> Short exercise
Please answer from the excerpt on infinite divisibility: why, according to it, does continued bisection never yield an infinitesimal distance?

> Source excerpt
The difficulty to imagination lies chiefly, I think, in keeping out the suggestion of infinitesimal distances and times. Suppose we halve a given distance, and then halve the half, and so on, we can continue the process as long as we please, and the longer we continue it, the smaller the resulting distance becomes. This infinite divisibility seems, at first sight, to imply that there are infinitesimal distances, i.e. distances so small that any finite fraction of an inch would be greater. This, however, is an error. The continued bisection of our distance, though it gives us continually smaller distances, gives us always finite distances. If our original distance was an inch, we reach successively half an inch, a quarter of an inch, an eighth, a sixteenth, and so on; but every one of this infinite series of diminishing distances is finite. “But,” it may be said, “in the end the distance will grow infinitesimal.” No, because there is no end. The process of bisection is one which can, theoretically, be carried on for ever, without any last term being attained. Thus infinite divisibility of distances, which must be admitted, does not imply that there are distances so small that any finite distance would be larger.

> Collected material
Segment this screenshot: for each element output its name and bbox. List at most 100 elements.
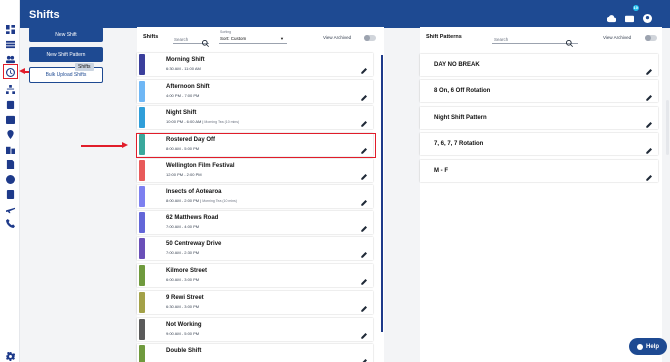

> Answer below
Because there is no end: the bisection can be carried on forever without any last term being reached, and every distance along the way is finite.